__Extracted records__
------------------------------------------------------------

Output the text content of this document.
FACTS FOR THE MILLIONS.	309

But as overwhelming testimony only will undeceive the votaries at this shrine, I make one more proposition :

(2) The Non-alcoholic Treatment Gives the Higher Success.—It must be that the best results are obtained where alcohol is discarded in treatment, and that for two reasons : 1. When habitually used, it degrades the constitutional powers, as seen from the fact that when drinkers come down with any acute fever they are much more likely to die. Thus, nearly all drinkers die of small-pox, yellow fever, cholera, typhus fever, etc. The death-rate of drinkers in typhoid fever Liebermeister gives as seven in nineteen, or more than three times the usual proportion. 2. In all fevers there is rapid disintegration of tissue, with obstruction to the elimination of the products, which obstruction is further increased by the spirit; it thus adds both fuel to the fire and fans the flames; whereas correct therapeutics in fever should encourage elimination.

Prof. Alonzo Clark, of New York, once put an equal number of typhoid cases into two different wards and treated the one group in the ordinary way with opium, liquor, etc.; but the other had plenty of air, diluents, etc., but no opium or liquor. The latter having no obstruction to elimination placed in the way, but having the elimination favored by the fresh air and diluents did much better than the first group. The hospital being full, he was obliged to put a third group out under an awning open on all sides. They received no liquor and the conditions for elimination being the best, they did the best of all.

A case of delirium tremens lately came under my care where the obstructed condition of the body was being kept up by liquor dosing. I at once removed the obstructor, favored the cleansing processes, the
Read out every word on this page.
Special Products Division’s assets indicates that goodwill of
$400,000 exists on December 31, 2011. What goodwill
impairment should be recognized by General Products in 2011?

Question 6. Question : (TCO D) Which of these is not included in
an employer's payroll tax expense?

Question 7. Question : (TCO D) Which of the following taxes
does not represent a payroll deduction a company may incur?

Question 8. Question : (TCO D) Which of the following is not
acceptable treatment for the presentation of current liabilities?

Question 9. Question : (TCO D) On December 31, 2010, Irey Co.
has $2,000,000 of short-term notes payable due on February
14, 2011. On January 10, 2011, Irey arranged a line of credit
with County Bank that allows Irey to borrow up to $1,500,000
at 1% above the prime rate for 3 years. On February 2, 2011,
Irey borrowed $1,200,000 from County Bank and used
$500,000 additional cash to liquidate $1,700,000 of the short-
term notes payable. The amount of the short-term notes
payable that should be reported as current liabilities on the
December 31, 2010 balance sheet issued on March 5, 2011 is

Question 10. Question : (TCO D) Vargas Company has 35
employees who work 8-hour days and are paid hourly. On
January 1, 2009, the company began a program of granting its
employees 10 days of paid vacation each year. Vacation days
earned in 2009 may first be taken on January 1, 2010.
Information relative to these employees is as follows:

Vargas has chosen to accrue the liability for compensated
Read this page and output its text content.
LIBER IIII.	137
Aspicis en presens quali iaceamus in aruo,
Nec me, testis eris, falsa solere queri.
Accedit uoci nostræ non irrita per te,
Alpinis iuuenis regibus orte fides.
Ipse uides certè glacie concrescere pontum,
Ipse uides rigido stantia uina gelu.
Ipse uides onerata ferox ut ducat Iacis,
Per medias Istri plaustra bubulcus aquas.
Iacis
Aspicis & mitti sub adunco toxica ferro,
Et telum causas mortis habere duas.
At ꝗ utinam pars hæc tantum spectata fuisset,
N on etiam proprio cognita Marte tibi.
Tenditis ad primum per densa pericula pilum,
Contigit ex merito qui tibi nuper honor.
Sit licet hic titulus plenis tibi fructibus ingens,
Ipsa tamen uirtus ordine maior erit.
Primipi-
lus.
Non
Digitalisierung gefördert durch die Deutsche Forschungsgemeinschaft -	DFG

------------------------------------------------------------

__The problem__
Reproduce the material verbatim, line by line.

__Correct result__
Output the text content of this document.
FACTS FOR THE MILLIONS.	309

But as overwhelming testimony only will undeceive the votaries at this shrine, I make one more proposition :

(2) The Non-alcoholic Treatment Gives the Higher Success.—It must be that the best results are obtained where alcohol is discarded in treatment, and that for two reasons : 1. When habitually used, it degrades the constitutional powers, as seen from the fact that when drinkers come down with any acute fever they are much more likely to die. Thus, nearly all drinkers die of small-pox, yellow fever, cholera, typhus fever, etc. The death-rate of drinkers in typhoid fever Liebermeister gives as seven in nineteen, or more than three times the usual proportion. 2. In all fevers there is rapid disintegration of tissue, with obstruction to the elimination of the products, which obstruction is further increased by the spirit; it thus adds both fuel to the fire and fans the flames; whereas correct therapeutics in fever should encourage elimination.

Prof. Alonzo Clark, of New York, once put an equal number of typhoid cases into two different wards and treated the one group in the ordinary way with opium, liquor, etc.; but the other had plenty of air, diluents, etc., but no opium or liquor. The latter having no obstruction to elimination placed in the way, but having the elimination favored by the fresh air and diluents did much better than the first group. The hospital being full, he was obliged to put a third group out under an awning open on all sides. They received no liquor and the conditions for elimination being the best, they did the best of all.

A case of delirium tremens lately came under my care where the obstructed condition of the body was being kept up by liquor dosing. I at once removed the obstructor, favored the cleansing processes, the
Read out every word on this page.
Special Products Division’s assets indicates that goodwill of
$400,000 exists on December 31, 2011. What goodwill
impairment should be recognized by General Products in 2011?

Question 6. Question : (TCO D) Which of these is not included in
an employer's payroll tax expense?

Question 7. Question : (TCO D) Which of the following taxes
does not represent a payroll deduction a company may incur?

Question 8. Question : (TCO D) Which of the following is not
acceptable treatment for the presentation of current liabilities?

Question 9. Question : (TCO D) On December 31, 2010, Irey Co.
has $2,000,000 of short-term notes payable due on February
14, 2011. On January 10, 2011, Irey arranged a line of credit
with County Bank that allows Irey to borrow up to $1,500,000
at 1% above the prime rate for 3 years. On February 2, 2011,
Irey borrowed $1,200,000 from County Bank and used
$500,000 additional cash to liquidate $1,700,000 of the short-
term notes payable. The amount of the short-term notes
payable that should be reported as current liabilities on the
December 31, 2010 balance sheet issued on March 5, 2011 is

Question 10. Question : (TCO D) Vargas Company has 35
employees who work 8-hour days and are paid hourly. On
January 1, 2009, the company began a program of granting its
employees 10 days of paid vacation each year. Vacation days
earned in 2009 may first be taken on January 1, 2010.
Information relative to these employees is as follows:

Vargas has chosen to accrue the liability for compensated
Read this page and output its text content.
LIBER IIII.	137
Aspicis en presens quali iaceamus in aruo,
Nec me, testis eris, falsa solere queri.
Accedit uoci nostræ non irrita per te,
Alpinis iuuenis regibus orte fides.
Ipse uides certè glacie concrescere pontum,
Ipse uides rigido stantia uina gelu.
Ipse uides onerata ferox ut ducat Iacis,
Per medias Istri plaustra bubulcus aquas.
Iacis
Aspicis & mitti sub adunco toxica ferro,
Et telum causas mortis habere duas.
At ꝗ utinam pars hæc tantum spectata fuisset,
N on etiam proprio cognita Marte tibi.
Tenditis ad primum per densa pericula pilum,
Contigit ex merito qui tibi nuper honor.
Sit licet hic titulus plenis tibi fructibus ingens,
Ipsa tamen uirtus ordine maior erit.
Primipi-
lus.
Non
Digitalisierung gefördert durch die Deutsche Forschungsgemeinschaft -	DFG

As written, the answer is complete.